• WHAT YOU ARE ASKED TO DO: Extract every line from the records below that contains the word "检测的标志".

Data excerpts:

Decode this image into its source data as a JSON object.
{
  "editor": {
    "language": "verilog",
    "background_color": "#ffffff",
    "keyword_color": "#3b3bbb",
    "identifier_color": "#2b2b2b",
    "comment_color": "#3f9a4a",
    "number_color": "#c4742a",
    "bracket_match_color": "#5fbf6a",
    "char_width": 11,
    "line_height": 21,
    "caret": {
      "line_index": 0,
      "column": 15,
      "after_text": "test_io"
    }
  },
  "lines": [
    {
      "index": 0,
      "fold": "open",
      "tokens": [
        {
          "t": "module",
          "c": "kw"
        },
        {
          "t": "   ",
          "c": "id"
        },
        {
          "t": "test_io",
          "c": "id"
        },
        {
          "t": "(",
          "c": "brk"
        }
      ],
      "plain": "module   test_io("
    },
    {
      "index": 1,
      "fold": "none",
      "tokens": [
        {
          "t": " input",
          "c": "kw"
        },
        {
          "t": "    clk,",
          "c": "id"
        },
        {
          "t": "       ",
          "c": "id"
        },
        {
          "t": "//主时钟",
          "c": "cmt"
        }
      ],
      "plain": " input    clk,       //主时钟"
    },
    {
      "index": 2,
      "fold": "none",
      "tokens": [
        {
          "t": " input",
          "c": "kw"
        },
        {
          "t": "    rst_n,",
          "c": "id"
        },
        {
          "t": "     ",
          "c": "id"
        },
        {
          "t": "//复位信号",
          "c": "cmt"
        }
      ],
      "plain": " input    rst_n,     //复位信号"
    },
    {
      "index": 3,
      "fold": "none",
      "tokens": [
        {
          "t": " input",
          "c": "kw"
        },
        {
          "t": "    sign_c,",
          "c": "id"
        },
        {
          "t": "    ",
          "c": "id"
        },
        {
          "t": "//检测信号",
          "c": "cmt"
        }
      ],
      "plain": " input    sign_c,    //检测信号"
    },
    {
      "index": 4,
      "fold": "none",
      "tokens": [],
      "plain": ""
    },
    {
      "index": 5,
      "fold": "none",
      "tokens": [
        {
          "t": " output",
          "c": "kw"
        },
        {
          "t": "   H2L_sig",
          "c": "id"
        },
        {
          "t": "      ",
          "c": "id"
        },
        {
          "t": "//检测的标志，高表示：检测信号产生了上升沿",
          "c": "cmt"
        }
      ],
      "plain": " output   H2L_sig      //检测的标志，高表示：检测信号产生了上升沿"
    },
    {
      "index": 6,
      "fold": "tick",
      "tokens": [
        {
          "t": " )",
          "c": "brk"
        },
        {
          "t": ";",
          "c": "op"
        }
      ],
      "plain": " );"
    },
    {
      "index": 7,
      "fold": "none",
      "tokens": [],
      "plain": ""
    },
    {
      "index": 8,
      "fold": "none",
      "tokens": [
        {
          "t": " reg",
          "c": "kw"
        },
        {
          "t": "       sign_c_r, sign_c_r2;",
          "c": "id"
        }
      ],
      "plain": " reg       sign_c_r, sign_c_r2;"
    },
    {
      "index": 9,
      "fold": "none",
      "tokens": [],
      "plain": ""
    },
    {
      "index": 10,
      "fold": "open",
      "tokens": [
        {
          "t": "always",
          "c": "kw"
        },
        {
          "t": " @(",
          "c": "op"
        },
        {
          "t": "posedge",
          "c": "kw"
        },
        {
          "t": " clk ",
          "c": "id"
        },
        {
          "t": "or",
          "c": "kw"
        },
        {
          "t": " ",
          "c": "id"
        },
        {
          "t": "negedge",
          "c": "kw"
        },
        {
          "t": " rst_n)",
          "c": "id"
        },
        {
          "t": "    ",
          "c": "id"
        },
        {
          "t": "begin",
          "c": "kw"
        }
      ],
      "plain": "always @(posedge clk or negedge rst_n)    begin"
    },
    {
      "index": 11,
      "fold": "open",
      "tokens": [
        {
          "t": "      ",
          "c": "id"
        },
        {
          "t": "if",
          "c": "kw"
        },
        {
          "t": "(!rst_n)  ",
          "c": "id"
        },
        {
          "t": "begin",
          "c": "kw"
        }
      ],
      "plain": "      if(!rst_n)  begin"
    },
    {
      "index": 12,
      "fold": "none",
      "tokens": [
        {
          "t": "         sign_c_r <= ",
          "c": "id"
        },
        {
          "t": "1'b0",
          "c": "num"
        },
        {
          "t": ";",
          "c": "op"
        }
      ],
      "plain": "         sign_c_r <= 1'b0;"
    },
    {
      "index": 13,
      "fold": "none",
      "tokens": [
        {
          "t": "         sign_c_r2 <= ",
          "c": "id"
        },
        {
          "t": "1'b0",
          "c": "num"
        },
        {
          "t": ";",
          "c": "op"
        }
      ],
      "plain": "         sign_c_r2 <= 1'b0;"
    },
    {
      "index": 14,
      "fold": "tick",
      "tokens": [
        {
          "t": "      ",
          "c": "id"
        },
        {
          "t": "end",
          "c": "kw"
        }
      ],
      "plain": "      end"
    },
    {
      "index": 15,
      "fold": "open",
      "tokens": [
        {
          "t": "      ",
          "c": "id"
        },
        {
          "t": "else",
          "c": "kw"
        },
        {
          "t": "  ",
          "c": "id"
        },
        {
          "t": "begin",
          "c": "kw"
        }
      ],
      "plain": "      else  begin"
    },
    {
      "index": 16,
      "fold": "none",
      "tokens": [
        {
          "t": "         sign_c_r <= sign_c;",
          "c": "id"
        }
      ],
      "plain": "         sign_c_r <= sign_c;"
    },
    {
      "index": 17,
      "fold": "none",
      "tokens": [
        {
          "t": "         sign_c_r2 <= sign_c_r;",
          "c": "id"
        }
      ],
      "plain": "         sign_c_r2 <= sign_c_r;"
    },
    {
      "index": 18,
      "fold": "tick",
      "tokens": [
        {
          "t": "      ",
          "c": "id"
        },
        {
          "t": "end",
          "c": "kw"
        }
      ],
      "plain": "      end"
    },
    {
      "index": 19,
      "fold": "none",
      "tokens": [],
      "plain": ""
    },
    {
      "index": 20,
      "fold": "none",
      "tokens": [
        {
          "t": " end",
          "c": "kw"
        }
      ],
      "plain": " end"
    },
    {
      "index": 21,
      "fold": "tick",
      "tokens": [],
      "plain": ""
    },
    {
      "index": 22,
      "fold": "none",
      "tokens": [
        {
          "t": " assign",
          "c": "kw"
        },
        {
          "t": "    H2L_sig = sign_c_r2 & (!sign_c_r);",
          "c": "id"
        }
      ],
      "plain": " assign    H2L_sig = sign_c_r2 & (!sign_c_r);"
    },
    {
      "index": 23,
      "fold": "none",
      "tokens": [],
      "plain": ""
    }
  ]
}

• RESPONSE TO THE TASK:
          "t": "//检测的标志，高表示：检测信号产生了上升沿",
      "plain": " output   H2L_sig      //检测的标志，高表示：检测信号产生了上升沿"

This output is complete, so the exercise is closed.